-- START OF Exercise inputs --

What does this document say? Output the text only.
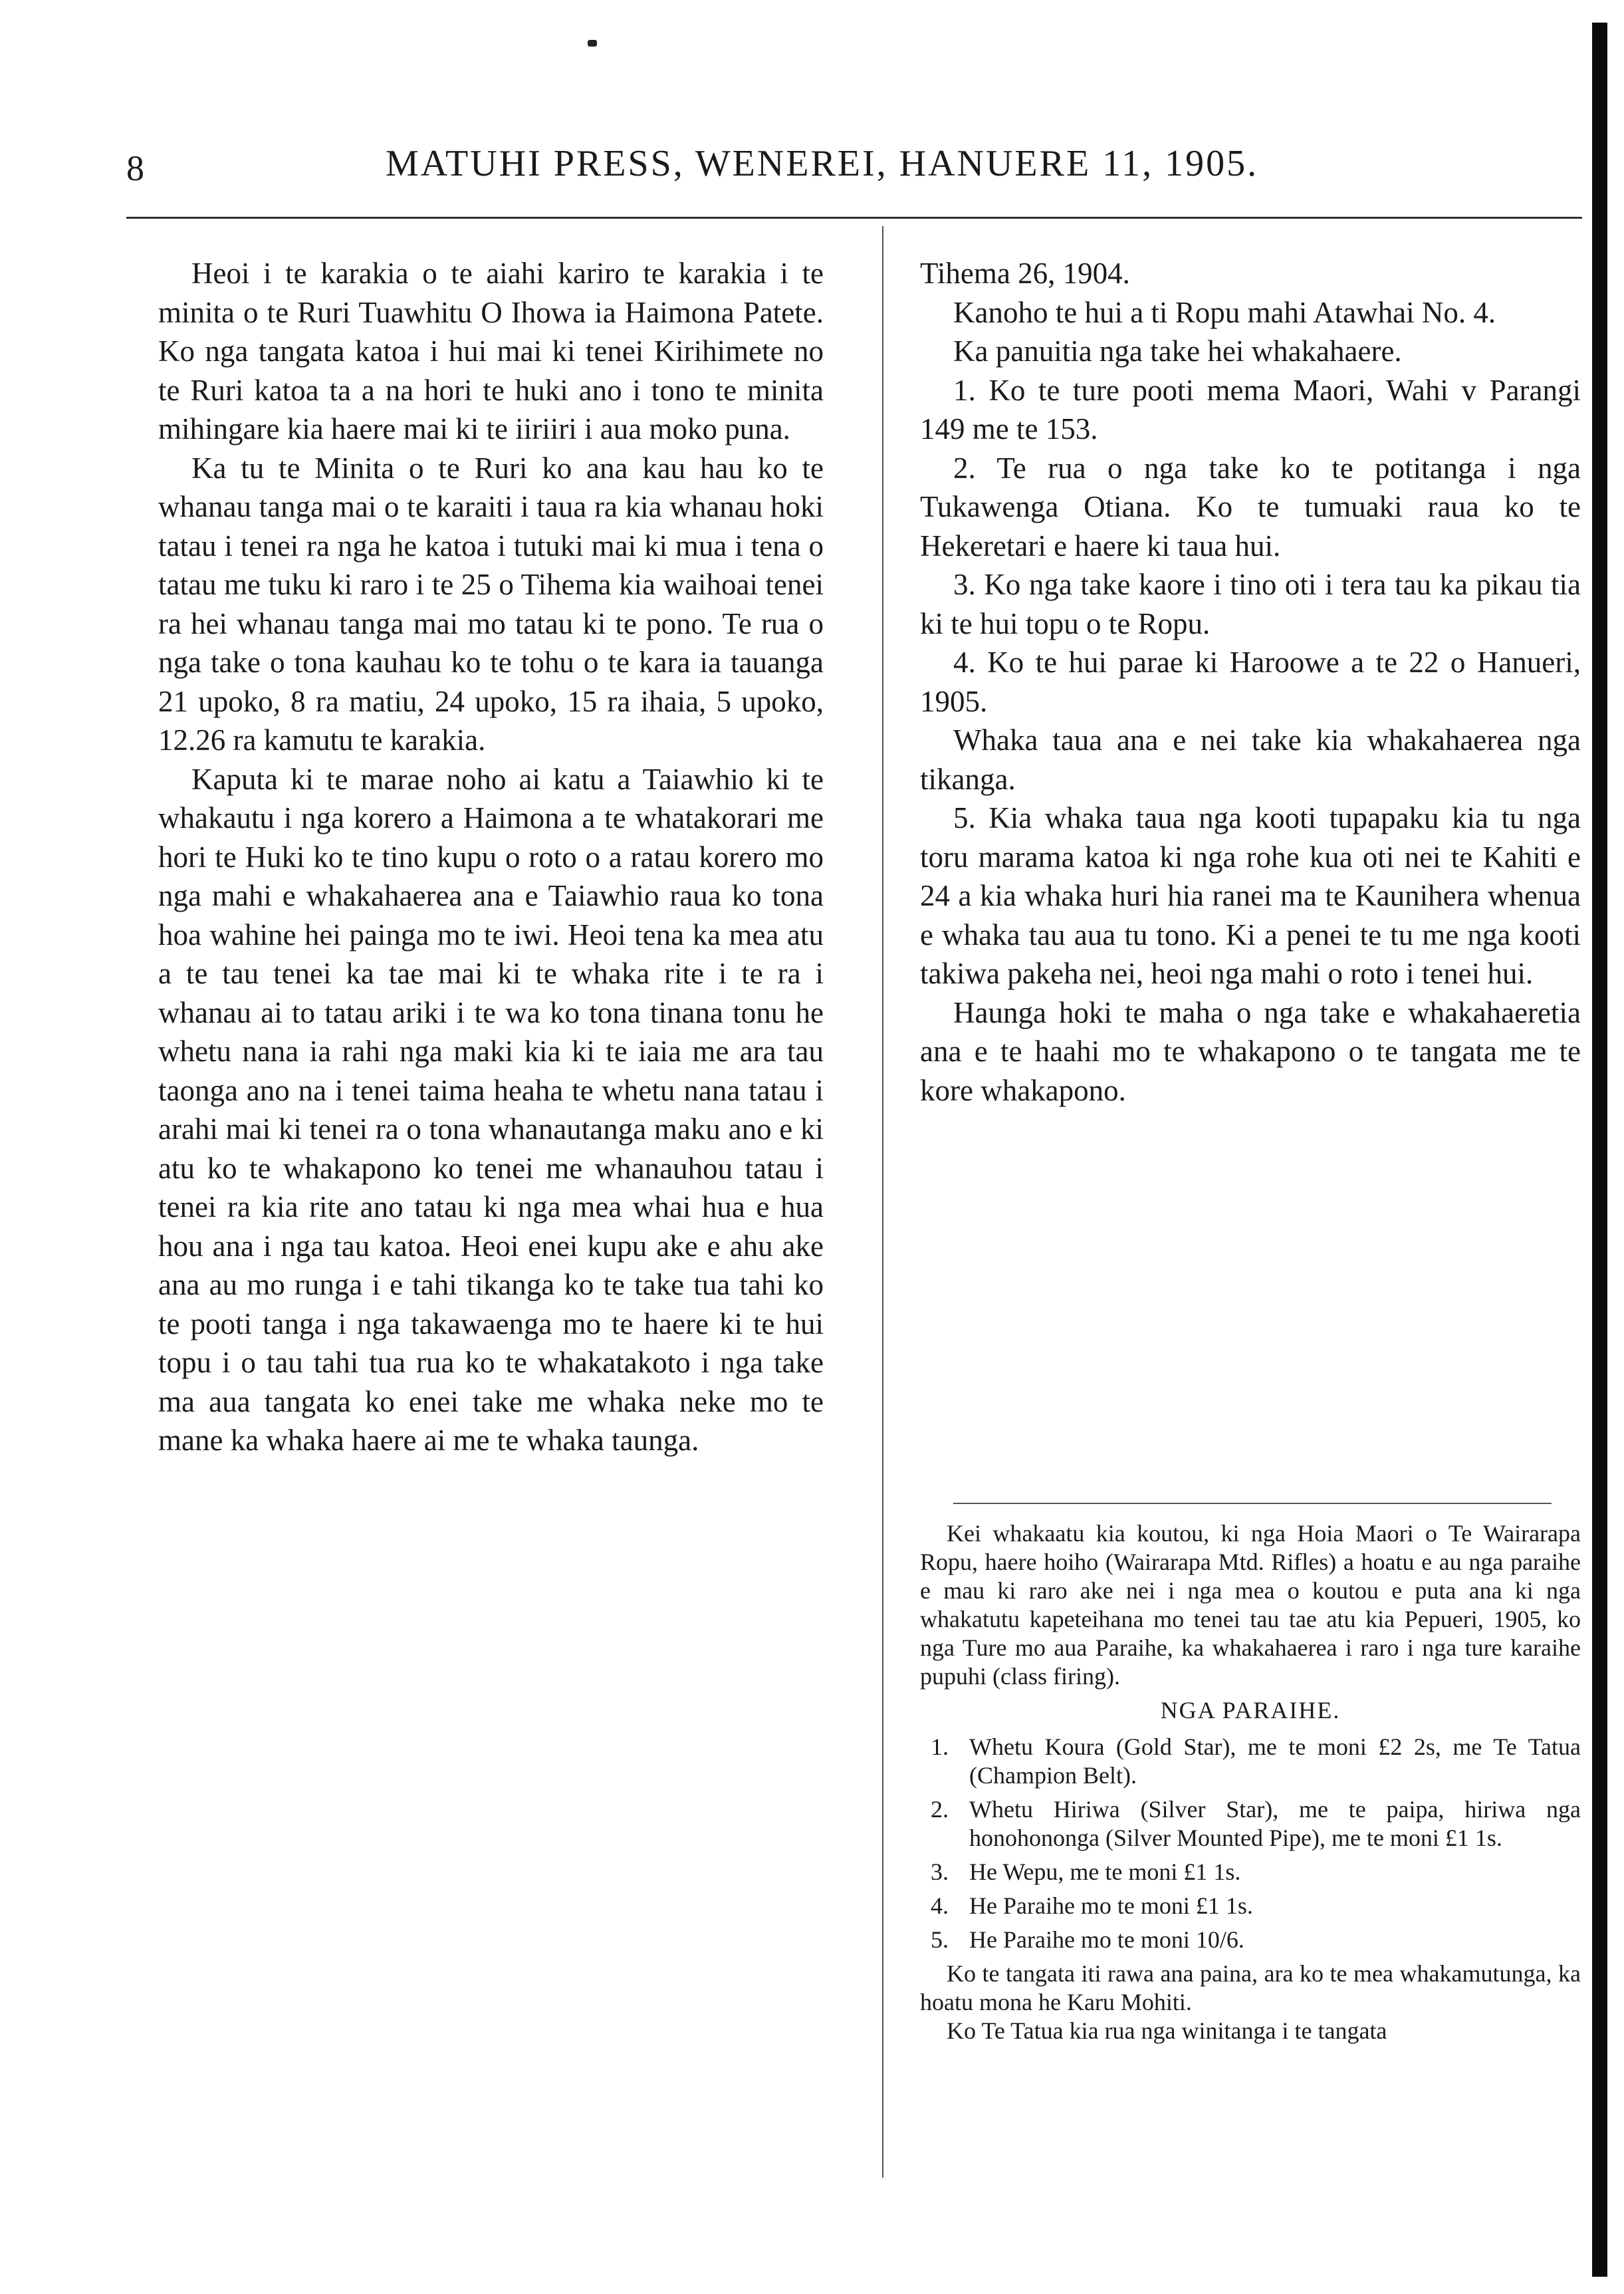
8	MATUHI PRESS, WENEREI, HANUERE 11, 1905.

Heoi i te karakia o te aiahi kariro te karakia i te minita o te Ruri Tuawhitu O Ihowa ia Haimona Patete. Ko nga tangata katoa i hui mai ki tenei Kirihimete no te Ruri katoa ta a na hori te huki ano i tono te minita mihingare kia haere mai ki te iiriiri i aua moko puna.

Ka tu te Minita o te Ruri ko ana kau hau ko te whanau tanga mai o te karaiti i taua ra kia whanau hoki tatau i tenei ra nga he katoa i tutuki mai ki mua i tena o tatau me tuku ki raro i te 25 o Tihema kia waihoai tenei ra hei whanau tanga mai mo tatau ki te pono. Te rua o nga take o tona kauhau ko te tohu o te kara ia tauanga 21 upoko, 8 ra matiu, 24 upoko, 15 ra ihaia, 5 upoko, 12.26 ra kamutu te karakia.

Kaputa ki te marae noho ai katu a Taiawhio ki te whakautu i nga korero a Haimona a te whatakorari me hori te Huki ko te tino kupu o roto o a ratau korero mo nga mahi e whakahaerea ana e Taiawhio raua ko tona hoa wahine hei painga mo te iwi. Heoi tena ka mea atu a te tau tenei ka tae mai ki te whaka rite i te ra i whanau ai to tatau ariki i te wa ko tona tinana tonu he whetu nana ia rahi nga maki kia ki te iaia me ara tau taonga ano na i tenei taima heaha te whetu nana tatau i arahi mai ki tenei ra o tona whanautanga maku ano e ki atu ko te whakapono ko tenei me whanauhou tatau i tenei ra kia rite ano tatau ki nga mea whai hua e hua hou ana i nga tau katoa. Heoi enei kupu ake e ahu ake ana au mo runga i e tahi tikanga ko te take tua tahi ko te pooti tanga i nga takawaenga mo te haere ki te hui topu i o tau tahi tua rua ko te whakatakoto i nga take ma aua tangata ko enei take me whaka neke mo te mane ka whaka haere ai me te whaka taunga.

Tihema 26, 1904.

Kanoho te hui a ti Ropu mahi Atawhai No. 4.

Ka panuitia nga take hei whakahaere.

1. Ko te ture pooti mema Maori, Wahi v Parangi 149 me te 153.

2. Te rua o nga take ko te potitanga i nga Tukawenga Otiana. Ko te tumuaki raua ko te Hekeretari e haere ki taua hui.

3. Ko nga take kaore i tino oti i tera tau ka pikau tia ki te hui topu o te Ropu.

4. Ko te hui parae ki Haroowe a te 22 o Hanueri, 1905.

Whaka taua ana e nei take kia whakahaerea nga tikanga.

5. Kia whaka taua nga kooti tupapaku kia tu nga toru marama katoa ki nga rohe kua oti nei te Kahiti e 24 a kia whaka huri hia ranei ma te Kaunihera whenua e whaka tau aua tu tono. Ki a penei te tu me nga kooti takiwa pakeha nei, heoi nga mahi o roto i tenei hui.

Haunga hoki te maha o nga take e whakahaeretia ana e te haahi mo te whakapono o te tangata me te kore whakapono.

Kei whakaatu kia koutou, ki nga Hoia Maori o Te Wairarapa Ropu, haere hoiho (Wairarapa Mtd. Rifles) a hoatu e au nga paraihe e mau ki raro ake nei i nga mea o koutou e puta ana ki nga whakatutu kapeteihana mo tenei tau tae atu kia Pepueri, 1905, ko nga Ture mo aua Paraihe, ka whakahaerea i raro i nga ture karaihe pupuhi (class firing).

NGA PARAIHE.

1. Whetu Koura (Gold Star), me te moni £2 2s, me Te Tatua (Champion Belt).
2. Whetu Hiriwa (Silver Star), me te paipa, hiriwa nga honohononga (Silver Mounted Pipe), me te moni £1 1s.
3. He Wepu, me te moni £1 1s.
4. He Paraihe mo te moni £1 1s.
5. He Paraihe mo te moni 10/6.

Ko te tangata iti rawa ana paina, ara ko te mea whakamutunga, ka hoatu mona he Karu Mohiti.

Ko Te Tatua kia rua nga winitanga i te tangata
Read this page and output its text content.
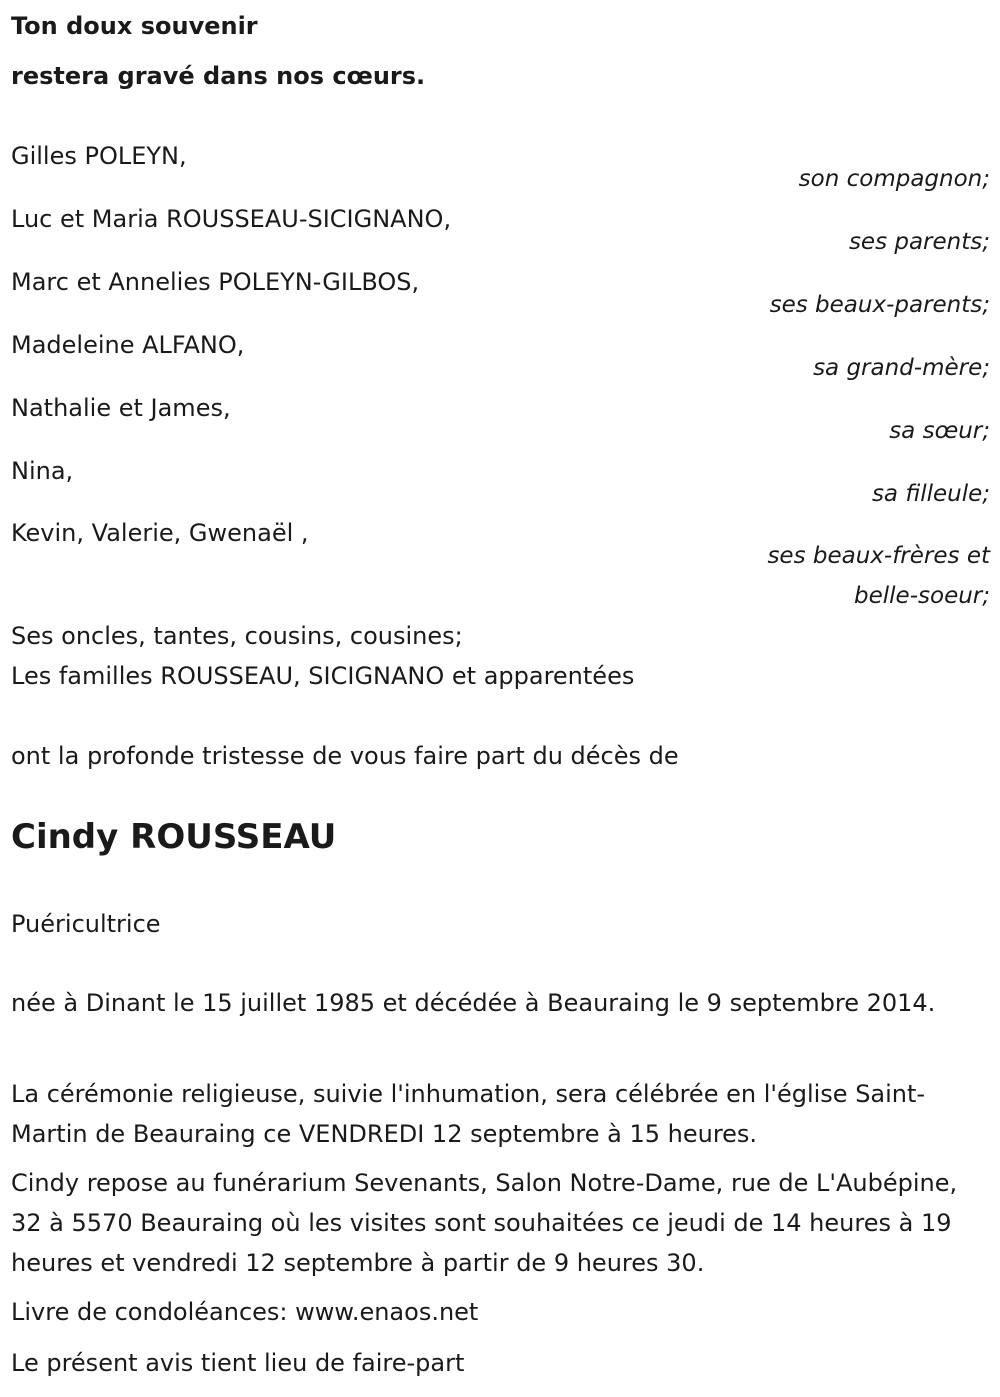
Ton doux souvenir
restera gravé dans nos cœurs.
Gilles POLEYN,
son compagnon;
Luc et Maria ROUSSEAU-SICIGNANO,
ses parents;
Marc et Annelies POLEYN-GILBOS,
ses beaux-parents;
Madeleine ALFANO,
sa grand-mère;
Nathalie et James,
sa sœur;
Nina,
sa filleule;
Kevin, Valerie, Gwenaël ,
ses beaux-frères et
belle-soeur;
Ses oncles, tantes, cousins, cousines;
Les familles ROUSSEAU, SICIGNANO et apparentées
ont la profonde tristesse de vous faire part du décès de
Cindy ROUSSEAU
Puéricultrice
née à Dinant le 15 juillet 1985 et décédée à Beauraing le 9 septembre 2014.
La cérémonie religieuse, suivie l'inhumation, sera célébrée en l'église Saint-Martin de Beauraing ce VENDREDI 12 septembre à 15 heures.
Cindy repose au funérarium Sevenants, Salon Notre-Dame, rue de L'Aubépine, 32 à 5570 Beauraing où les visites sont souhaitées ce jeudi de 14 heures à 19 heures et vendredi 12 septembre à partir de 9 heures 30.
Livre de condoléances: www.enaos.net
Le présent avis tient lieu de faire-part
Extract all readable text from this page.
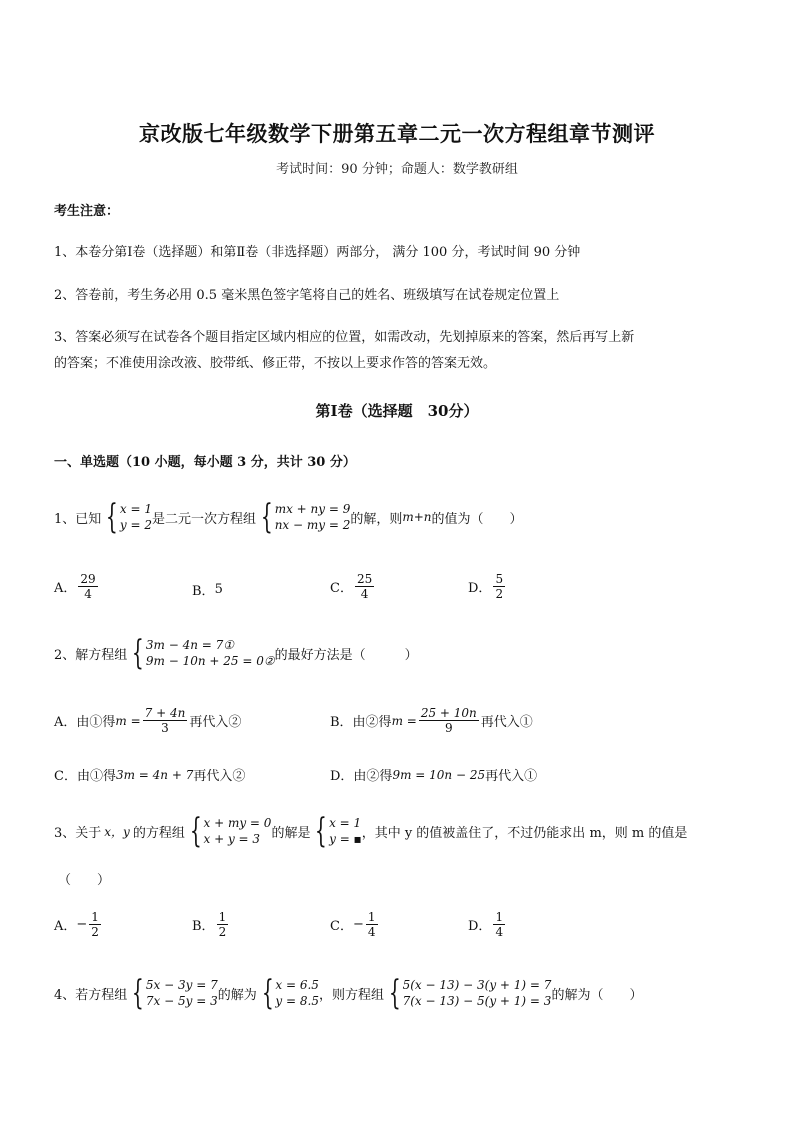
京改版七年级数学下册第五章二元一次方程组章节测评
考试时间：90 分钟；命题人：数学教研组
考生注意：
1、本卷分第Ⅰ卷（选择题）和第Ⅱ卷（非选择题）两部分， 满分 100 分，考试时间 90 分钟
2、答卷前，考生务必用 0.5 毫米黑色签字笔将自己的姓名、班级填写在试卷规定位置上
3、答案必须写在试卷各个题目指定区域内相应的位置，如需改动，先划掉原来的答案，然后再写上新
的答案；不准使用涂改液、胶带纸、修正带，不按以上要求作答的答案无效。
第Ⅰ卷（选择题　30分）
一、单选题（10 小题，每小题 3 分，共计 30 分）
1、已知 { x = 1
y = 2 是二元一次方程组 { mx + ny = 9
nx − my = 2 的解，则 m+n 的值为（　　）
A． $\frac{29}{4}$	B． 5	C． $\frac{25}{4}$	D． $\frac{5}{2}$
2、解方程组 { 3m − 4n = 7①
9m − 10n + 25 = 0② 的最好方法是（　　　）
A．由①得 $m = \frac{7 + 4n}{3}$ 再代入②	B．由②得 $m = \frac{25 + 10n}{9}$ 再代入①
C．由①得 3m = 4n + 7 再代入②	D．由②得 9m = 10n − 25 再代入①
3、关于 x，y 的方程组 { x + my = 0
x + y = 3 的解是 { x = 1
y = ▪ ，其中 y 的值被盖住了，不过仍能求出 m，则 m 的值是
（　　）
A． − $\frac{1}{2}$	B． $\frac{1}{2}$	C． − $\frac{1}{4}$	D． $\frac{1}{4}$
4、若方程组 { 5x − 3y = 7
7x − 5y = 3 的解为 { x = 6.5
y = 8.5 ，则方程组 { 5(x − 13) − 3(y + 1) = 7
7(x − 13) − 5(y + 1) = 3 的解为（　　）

-- END OF Exercise inputs --

**Work required**
Write out every line from the entries where "pooti" appears.

**Correct answer**
Kaputa ki te marae noho ai katu a Taiawhio ki te whakautu i nga korero a Haimona a te whatakorari me hori te Huki ko te tino kupu o roto o a ratau korero mo nga mahi e whakahaerea ana e Taiawhio raua ko tona hoa wahine hei painga mo te iwi. Heoi tena ka mea atu a te tau tenei ka tae mai ki te whaka rite i te ra i whanau ai to tatau ariki i te wa ko tona tinana tonu he whetu nana ia rahi nga maki kia ki te iaia me ara tau taonga ano na i tenei taima heaha te whetu nana tatau i arahi mai ki tenei ra o tona whanautanga maku ano e ki atu ko te whakapono ko tenei me whanauhou tatau i tenei ra kia rite ano tatau ki nga mea whai hua e hua hou ana i nga tau katoa. Heoi enei kupu ake e ahu ake ana au mo runga i e tahi tikanga ko te take tua tahi ko te pooti tanga i nga takawaenga mo te haere ki te hui topu i o tau tahi tua rua ko te whakatakoto i nga take ma aua tangata ko enei take me whaka neke mo te mane ka whaka haere ai me te whaka taunga.
1. Ko te ture pooti mema Maori, Wahi v Parangi 149 me te 153.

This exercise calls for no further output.